--- start of Data in this exercise ---

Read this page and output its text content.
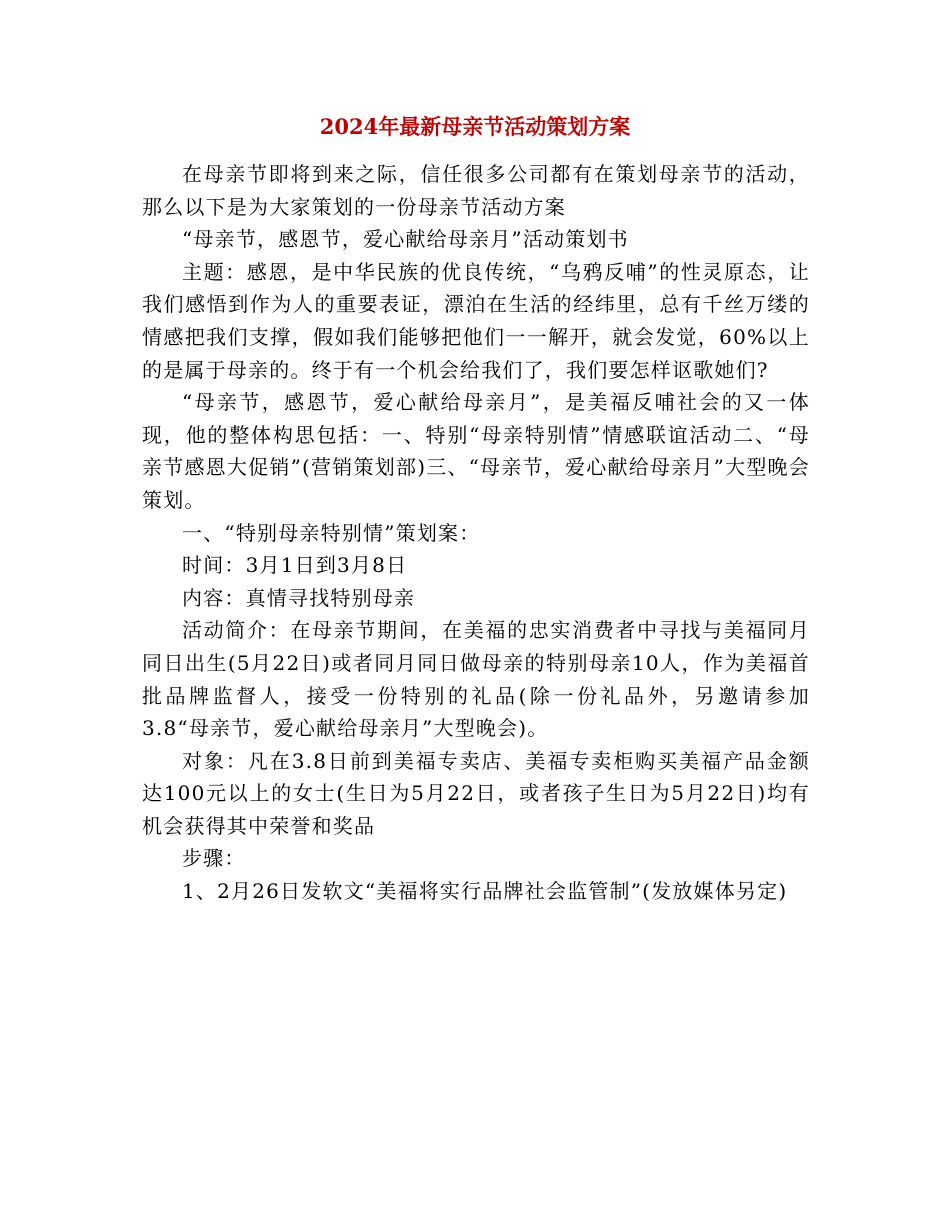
2024年最新母亲节活动策划方案

在母亲节即将到来之际，信任很多公司都有在策划母亲节的活动，那么以下是为大家策划的一份母亲节活动方案

“母亲节，感恩节，爱心献给母亲月”活动策划书

主题：感恩，是中华民族的优良传统，“乌鸦反哺”的性灵原态，让我们感悟到作为人的重要表证，漂泊在生活的经纬里，总有千丝万缕的情感把我们支撑，假如我们能够把他们一一解开，就会发觉，60%以上的是属于母亲的。终于有一个机会给我们了，我们要怎样讴歌她们?

“母亲节，感恩节，爱心献给母亲月”，是美福反哺社会的又一体现，他的整体构思包括：一、特别“母亲特别情”情感联谊活动二、“母亲节感恩大促销”(营销策划部)三、“母亲节，爱心献给母亲月”大型晚会策划。

一、“特别母亲特别情”策划案：

时间：3月1日到3月8日

内容：真情寻找特别母亲

活动简介：在母亲节期间，在美福的忠实消费者中寻找与美福同月同日出生(5月22日)或者同月同日做母亲的特别母亲10人，作为美福首批品牌监督人，接受一份特别的礼品(除一份礼品外，另邀请参加3.8“母亲节，爱心献给母亲月”大型晚会)。

对象：凡在3.8日前到美福专卖店、美福专卖柜购买美福产品金额达100元以上的女士(生日为5月22日，或者孩子生日为5月22日)均有机会获得其中荣誉和奖品

步骤：

1、2月26日发软文“美福将实行品牌社会监管制”(发放媒体另定)
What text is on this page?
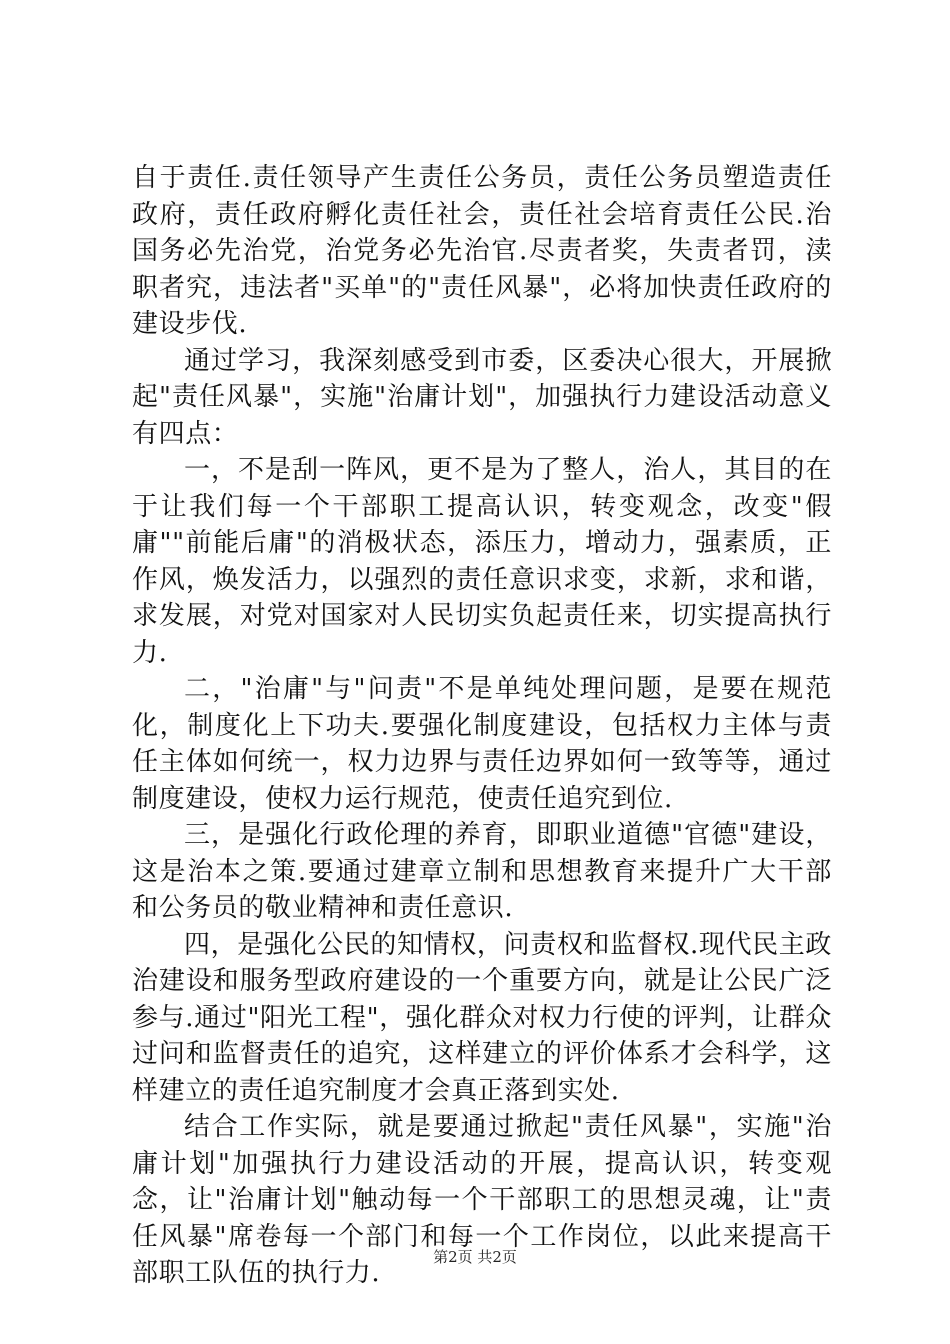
自于责任.责任领导产生责任公务员，责任公务员塑造责任政府，责任政府孵化责任社会，责任社会培育责任公民.治国务必先治党，治党务必先治官.尽责者奖，失责者罚，渎职者究，违法者"买单"的"责任风暴"，必将加快责任政府的建设步伐.

通过学习，我深刻感受到市委，区委决心很大，开展掀起"责任风暴"，实施"治庸计划"，加强执行力建设活动意义有四点：

一，不是刮一阵风，更不是为了整人，治人，其目的在于让我们每一个干部职工提高认识，转变观念，改变"假庸""前能后庸"的消极状态，添压力，增动力，强素质，正作风，焕发活力，以强烈的责任意识求变，求新，求和谐，求发展，对党对国家对人民切实负起责任来，切实提高执行力.

二，"治庸"与"问责"不是单纯处理问题，是要在规范化，制度化上下功夫.要强化制度建设，包括权力主体与责任主体如何统一，权力边界与责任边界如何一致等等，通过制度建设，使权力运行规范，使责任追究到位.

三，是强化行政伦理的养育，即职业道德"官德"建设，这是治本之策.要通过建章立制和思想教育来提升广大干部和公务员的敬业精神和责任意识.

四，是强化公民的知情权，问责权和监督权.现代民主政治建设和服务型政府建设的一个重要方向，就是让公民广泛参与.通过"阳光工程"，强化群众对权力行使的评判，让群众过问和监督责任的追究，这样建立的评价体系才会科学，这样建立的责任追究制度才会真正落到实处.

结合工作实际，就是要通过掀起"责任风暴"，实施"治庸计划"加强执行力建设活动的开展，提高认识，转变观念，让"治庸计划"触动每一个干部职工的思想灵魂，让"责任风暴"席卷每一个部门和每一个工作岗位，以此来提高干部职工队伍的执行力.

第2页 共2页
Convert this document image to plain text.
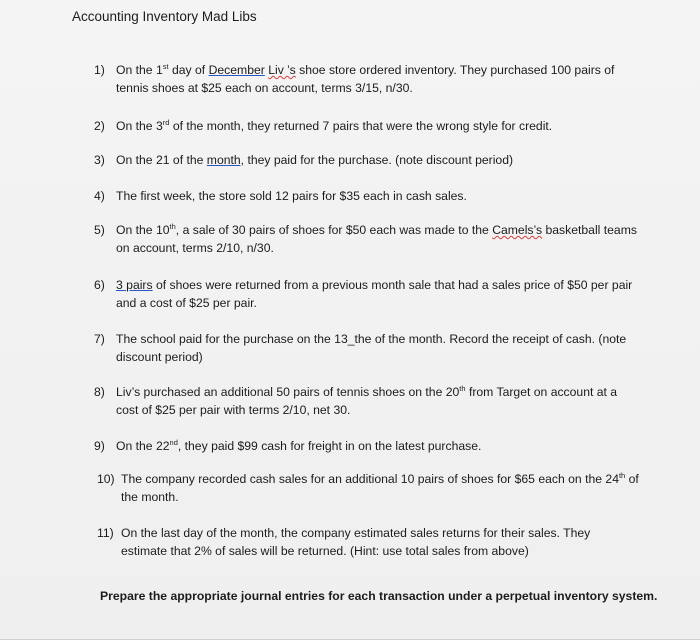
Accounting Inventory Mad Libs
1) On the 1st day of December Liv ’s shoe store ordered inventory. They purchased 100 pairs of
tennis shoes at $25 each on account, terms 3/15, n/30.
2) On the 3rd of the month, they returned 7 pairs that were the wrong style for credit.
3) On the 21 of the month, they paid for the purchase. (note discount period)
4) The first week, the store sold 12 pairs for $35 each in cash sales.
5) On the 10th, a sale of 30 pairs of shoes for $50 each was made to the Camels’s basketball teams
on account, terms 2/10, n/30.
6) 3 pairs of shoes were returned from a previous month sale that had a sales price of $50 per pair
and a cost of $25 per pair.
7) The school paid for the purchase on the 13_the of the month. Record the receipt of cash. (note
discount period)
8) Liv’s purchased an additional 50 pairs of tennis shoes on the 20th from Target on account at a
cost of $25 per pair with terms 2/10, net 30.
9) On the 22nd, they paid $99 cash for freight in on the latest purchase.
10) The company recorded cash sales for an additional 10 pairs of shoes for $65 each on the 24th of
the month.
11) On the last day of the month, the company estimated sales returns for their sales. They
estimate that 2% of sales will be returned. (Hint: use total sales from above)
Prepare the appropriate journal entries for each transaction under a perpetual inventory system.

--- end of Data in this exercise ---

_Stated exercise_
Using the material above, return every line exactly as it appears, minus the pictures.

_Complete response_
Read this page and output its text content.
2024年最新母亲节活动策划方案

在母亲节即将到来之际，信任很多公司都有在策划母亲节的活动，那么以下是为大家策划的一份母亲节活动方案

“母亲节，感恩节，爱心献给母亲月”活动策划书

主题：感恩，是中华民族的优良传统，“乌鸦反哺”的性灵原态，让我们感悟到作为人的重要表证，漂泊在生活的经纬里，总有千丝万缕的情感把我们支撑，假如我们能够把他们一一解开，就会发觉，60%以上的是属于母亲的。终于有一个机会给我们了，我们要怎样讴歌她们?

“母亲节，感恩节，爱心献给母亲月”，是美福反哺社会的又一体现，他的整体构思包括：一、特别“母亲特别情”情感联谊活动二、“母亲节感恩大促销”(营销策划部)三、“母亲节，爱心献给母亲月”大型晚会策划。

一、“特别母亲特别情”策划案：

时间：3月1日到3月8日

内容：真情寻找特别母亲

活动简介：在母亲节期间，在美福的忠实消费者中寻找与美福同月同日出生(5月22日)或者同月同日做母亲的特别母亲10人，作为美福首批品牌监督人，接受一份特别的礼品(除一份礼品外，另邀请参加3.8“母亲节，爱心献给母亲月”大型晚会)。

对象：凡在3.8日前到美福专卖店、美福专卖柜购买美福产品金额达100元以上的女士(生日为5月22日，或者孩子生日为5月22日)均有机会获得其中荣誉和奖品

步骤：

1、2月26日发软文“美福将实行品牌社会监管制”(发放媒体另定)
What text is on this page?
自于责任.责任领导产生责任公务员，责任公务员塑造责任政府，责任政府孵化责任社会，责任社会培育责任公民.治国务必先治党，治党务必先治官.尽责者奖，失责者罚，渎职者究，违法者"买单"的"责任风暴"，必将加快责任政府的建设步伐.

通过学习，我深刻感受到市委，区委决心很大，开展掀起"责任风暴"，实施"治庸计划"，加强执行力建设活动意义有四点：

一，不是刮一阵风，更不是为了整人，治人，其目的在于让我们每一个干部职工提高认识，转变观念，改变"假庸""前能后庸"的消极状态，添压力，增动力，强素质，正作风，焕发活力，以强烈的责任意识求变，求新，求和谐，求发展，对党对国家对人民切实负起责任来，切实提高执行力.

二，"治庸"与"问责"不是单纯处理问题，是要在规范化，制度化上下功夫.要强化制度建设，包括权力主体与责任主体如何统一，权力边界与责任边界如何一致等等，通过制度建设，使权力运行规范，使责任追究到位.

三，是强化行政伦理的养育，即职业道德"官德"建设，这是治本之策.要通过建章立制和思想教育来提升广大干部和公务员的敬业精神和责任意识.

四，是强化公民的知情权，问责权和监督权.现代民主政治建设和服务型政府建设的一个重要方向，就是让公民广泛参与.通过"阳光工程"，强化群众对权力行使的评判，让群众过问和监督责任的追究，这样建立的评价体系才会科学，这样建立的责任追究制度才会真正落到实处.

结合工作实际，就是要通过掀起"责任风暴"，实施"治庸计划"加强执行力建设活动的开展，提高认识，转变观念，让"治庸计划"触动每一个干部职工的思想灵魂，让"责任风暴"席卷每一个部门和每一个工作岗位，以此来提高干部职工队伍的执行力.

第2页 共2页
Convert this document image to plain text.
Accounting Inventory Mad Libs
1) On the 1st day of December Liv ’s shoe store ordered inventory. They purchased 100 pairs of
tennis shoes at $25 each on account, terms 3/15, n/30.
2) On the 3rd of the month, they returned 7 pairs that were the wrong style for credit.
3) On the 21 of the month, they paid for the purchase. (note discount period)
4) The first week, the store sold 12 pairs for $35 each in cash sales.
5) On the 10th, a sale of 30 pairs of shoes for $50 each was made to the Camels’s basketball teams
on account, terms 2/10, n/30.
6) 3 pairs of shoes were returned from a previous month sale that had a sales price of $50 per pair
and a cost of $25 per pair.
7) The school paid for the purchase on the 13_the of the month. Record the receipt of cash. (note
discount period)
8) Liv’s purchased an additional 50 pairs of tennis shoes on the 20th from Target on account at a
cost of $25 per pair with terms 2/10, net 30.
9) On the 22nd, they paid $99 cash for freight in on the latest purchase.
10) The company recorded cash sales for an additional 10 pairs of shoes for $65 each on the 24th of
the month.
11) On the last day of the month, the company estimated sales returns for their sales. They
estimate that 2% of sales will be returned. (Hint: use total sales from above)
Prepare the appropriate journal entries for each transaction under a perpetual inventory system.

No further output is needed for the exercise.